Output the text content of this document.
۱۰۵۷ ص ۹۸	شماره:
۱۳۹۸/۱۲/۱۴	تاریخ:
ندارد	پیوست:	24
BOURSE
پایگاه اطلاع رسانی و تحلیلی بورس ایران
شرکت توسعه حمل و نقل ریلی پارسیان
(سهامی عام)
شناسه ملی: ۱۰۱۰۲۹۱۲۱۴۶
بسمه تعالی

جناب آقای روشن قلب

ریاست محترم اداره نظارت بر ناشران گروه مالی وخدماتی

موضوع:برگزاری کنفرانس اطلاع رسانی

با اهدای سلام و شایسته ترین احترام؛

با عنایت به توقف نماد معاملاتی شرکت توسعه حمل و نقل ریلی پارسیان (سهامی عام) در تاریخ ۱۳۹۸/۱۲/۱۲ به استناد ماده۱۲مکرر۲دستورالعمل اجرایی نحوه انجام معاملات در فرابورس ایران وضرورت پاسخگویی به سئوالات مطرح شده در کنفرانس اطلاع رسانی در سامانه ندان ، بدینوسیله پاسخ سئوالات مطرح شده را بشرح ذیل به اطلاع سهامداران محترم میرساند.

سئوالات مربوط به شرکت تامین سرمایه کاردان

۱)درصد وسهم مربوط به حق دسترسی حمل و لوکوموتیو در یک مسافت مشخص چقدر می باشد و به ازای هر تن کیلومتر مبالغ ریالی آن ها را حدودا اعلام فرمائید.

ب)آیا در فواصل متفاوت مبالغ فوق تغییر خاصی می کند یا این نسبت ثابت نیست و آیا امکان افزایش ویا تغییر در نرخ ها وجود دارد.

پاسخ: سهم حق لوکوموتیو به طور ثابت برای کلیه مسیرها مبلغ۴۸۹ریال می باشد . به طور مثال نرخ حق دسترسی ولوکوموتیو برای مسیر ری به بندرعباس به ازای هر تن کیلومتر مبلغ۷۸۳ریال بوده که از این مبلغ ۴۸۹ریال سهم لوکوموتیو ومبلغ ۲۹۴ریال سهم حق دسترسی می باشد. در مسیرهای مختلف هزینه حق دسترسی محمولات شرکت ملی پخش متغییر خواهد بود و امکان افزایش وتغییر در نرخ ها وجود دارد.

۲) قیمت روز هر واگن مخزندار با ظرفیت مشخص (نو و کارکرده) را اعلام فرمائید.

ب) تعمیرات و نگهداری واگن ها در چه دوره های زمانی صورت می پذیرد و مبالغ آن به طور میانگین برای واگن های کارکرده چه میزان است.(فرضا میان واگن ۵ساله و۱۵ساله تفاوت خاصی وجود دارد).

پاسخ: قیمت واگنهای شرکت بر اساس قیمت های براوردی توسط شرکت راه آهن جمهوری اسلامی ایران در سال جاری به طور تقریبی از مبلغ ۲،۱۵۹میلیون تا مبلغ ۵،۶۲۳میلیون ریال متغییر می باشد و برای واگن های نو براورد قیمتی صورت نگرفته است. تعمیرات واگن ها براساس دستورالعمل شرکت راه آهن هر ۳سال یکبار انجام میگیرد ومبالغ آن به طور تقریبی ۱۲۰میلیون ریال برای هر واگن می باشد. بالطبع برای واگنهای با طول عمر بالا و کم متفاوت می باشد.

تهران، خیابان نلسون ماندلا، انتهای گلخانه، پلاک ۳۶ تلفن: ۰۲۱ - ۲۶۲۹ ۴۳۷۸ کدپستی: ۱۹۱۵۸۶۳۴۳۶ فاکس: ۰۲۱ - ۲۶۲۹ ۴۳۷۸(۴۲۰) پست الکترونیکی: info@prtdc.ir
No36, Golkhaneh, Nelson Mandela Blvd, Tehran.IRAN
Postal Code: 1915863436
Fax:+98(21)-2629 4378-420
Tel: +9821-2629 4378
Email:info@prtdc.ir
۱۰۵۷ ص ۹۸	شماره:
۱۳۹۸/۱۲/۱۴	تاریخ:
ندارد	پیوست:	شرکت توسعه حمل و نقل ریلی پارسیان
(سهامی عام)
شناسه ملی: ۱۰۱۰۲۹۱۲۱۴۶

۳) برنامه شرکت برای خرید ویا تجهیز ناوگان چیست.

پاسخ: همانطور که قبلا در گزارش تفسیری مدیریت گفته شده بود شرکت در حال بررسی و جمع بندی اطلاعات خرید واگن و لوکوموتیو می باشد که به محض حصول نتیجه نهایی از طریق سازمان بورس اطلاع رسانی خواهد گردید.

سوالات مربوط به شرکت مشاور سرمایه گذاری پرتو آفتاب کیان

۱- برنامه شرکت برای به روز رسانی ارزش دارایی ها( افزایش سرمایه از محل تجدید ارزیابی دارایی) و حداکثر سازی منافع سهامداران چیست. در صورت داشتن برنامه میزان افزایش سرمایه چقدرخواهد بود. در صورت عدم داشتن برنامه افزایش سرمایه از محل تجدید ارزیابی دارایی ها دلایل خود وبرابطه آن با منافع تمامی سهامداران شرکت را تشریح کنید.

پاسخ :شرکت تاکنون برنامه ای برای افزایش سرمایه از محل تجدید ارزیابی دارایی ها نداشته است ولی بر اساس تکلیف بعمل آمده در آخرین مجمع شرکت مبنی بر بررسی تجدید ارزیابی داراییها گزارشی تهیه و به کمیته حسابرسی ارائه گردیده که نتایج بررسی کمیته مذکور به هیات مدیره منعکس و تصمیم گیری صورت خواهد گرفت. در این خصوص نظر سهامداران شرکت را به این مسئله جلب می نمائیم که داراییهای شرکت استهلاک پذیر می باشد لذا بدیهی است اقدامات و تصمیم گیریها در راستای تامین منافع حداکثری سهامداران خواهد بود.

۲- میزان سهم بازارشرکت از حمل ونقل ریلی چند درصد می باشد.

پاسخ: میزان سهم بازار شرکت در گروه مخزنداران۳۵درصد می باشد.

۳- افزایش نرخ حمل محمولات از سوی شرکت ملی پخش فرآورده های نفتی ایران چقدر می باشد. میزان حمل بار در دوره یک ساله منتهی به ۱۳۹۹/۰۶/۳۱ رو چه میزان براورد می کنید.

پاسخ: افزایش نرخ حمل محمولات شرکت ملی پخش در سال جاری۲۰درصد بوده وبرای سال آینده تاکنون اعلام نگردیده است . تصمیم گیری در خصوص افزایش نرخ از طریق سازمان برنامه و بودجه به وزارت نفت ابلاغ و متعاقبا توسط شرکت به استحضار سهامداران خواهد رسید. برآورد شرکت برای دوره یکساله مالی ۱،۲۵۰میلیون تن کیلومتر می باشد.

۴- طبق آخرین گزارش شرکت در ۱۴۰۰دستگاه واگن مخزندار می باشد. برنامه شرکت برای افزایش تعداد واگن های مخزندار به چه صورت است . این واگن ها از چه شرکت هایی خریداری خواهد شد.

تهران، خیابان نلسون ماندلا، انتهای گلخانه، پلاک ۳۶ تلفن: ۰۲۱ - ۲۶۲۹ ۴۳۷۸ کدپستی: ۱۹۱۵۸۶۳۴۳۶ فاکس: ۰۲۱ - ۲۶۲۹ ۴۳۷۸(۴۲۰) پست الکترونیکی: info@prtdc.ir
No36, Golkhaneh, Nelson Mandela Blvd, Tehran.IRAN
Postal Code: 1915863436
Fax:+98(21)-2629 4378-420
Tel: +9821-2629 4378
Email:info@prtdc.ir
──────────
■ **Objective**: Across the preceding material, how many lines contain the word "توسعه"? State the number alone.

■ **Result for this task**: 3